- [Prompt] Each record must be reproduced exactly as it is shown.
-- -- --
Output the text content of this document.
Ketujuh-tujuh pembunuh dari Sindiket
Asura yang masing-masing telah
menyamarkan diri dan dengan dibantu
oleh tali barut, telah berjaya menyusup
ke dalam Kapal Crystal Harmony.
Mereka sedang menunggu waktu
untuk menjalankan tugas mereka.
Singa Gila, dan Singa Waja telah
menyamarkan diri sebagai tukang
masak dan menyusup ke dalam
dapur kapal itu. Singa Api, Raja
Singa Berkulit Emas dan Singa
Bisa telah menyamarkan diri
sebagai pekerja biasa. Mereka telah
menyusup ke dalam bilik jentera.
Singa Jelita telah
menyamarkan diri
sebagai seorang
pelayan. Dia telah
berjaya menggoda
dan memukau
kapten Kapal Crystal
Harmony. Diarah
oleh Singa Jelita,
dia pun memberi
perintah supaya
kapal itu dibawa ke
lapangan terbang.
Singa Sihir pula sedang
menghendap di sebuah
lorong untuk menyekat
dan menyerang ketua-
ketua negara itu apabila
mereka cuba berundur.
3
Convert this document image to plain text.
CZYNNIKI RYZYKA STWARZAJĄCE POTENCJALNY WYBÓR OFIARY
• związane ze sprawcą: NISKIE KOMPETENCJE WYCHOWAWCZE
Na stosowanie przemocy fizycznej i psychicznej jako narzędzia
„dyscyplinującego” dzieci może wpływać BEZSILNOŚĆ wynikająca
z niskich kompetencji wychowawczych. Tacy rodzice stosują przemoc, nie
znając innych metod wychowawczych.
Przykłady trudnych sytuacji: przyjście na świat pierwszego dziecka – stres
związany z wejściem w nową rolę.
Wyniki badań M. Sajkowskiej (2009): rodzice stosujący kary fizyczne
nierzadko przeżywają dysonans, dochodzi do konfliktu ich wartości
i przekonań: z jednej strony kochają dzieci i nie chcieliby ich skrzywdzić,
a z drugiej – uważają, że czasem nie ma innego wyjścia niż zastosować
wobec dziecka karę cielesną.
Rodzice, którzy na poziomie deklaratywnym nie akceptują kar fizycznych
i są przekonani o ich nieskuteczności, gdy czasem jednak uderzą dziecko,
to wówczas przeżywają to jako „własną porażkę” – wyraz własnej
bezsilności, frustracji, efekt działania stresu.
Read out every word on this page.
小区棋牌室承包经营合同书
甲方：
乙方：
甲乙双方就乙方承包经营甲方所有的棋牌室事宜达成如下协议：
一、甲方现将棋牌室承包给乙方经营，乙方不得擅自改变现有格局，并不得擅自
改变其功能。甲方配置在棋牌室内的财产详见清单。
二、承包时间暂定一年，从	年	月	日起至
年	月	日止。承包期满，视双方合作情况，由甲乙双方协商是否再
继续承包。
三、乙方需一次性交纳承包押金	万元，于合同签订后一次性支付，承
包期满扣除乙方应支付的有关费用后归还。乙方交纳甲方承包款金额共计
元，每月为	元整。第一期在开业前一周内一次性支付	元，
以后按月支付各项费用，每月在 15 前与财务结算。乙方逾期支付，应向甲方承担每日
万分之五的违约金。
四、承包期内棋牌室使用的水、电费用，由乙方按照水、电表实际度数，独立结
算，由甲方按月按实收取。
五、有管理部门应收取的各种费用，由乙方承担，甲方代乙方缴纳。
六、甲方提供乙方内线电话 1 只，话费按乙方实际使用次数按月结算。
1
-- -- --
- [Expected answer]
Output the text content of this document.
Ketujuh-tujuh pembunuh dari Sindiket
Asura yang masing-masing telah
menyamarkan diri dan dengan dibantu
oleh tali barut, telah berjaya menyusup
ke dalam Kapal Crystal Harmony.
Mereka sedang menunggu waktu
untuk menjalankan tugas mereka.
Singa Gila, dan Singa Waja telah
menyamarkan diri sebagai tukang
masak dan menyusup ke dalam
dapur kapal itu. Singa Api, Raja
Singa Berkulit Emas dan Singa
Bisa telah menyamarkan diri
sebagai pekerja biasa. Mereka telah
menyusup ke dalam bilik jentera.
Singa Jelita telah
menyamarkan diri
sebagai seorang
pelayan. Dia telah
berjaya menggoda
dan memukau
kapten Kapal Crystal
Harmony. Diarah
oleh Singa Jelita,
dia pun memberi
perintah supaya
kapal itu dibawa ke
lapangan terbang.
Singa Sihir pula sedang
menghendap di sebuah
lorong untuk menyekat
dan menyerang ketua-
ketua negara itu apabila
mereka cuba berundur.
3
Convert this document image to plain text.
CZYNNIKI RYZYKA STWARZAJĄCE POTENCJALNY WYBÓR OFIARY
• związane ze sprawcą: NISKIE KOMPETENCJE WYCHOWAWCZE
Na stosowanie przemocy fizycznej i psychicznej jako narzędzia
„dyscyplinującego” dzieci może wpływać BEZSILNOŚĆ wynikająca
z niskich kompetencji wychowawczych. Tacy rodzice stosują przemoc, nie
znając innych metod wychowawczych.
Przykłady trudnych sytuacji: przyjście na świat pierwszego dziecka – stres
związany z wejściem w nową rolę.
Wyniki badań M. Sajkowskiej (2009): rodzice stosujący kary fizyczne
nierzadko przeżywają dysonans, dochodzi do konfliktu ich wartości
i przekonań: z jednej strony kochają dzieci i nie chcieliby ich skrzywdzić,
a z drugiej – uważają, że czasem nie ma innego wyjścia niż zastosować
wobec dziecka karę cielesną.
Rodzice, którzy na poziomie deklaratywnym nie akceptują kar fizycznych
i są przekonani o ich nieskuteczności, gdy czasem jednak uderzą dziecko,
to wówczas przeżywają to jako „własną porażkę” – wyraz własnej
bezsilności, frustracji, efekt działania stresu.
Read out every word on this page.
小区棋牌室承包经营合同书
甲方：
乙方：
甲乙双方就乙方承包经营甲方所有的棋牌室事宜达成如下协议：
一、甲方现将棋牌室承包给乙方经营，乙方不得擅自改变现有格局，并不得擅自
改变其功能。甲方配置在棋牌室内的财产详见清单。
二、承包时间暂定一年，从	年	月	日起至
年	月	日止。承包期满，视双方合作情况，由甲乙双方协商是否再
继续承包。
三、乙方需一次性交纳承包押金	万元，于合同签订后一次性支付，承
包期满扣除乙方应支付的有关费用后归还。乙方交纳甲方承包款金额共计
元，每月为	元整。第一期在开业前一周内一次性支付	元，
以后按月支付各项费用，每月在 15 前与财务结算。乙方逾期支付，应向甲方承担每日
万分之五的违约金。
四、承包期内棋牌室使用的水、电费用，由乙方按照水、电表实际度数，独立结
算，由甲方按月按实收取。
五、有管理部门应收取的各种费用，由乙方承担，甲方代乙方缴纳。
六、甲方提供乙方内线电话 1 只，话费按乙方实际使用次数按月结算。
1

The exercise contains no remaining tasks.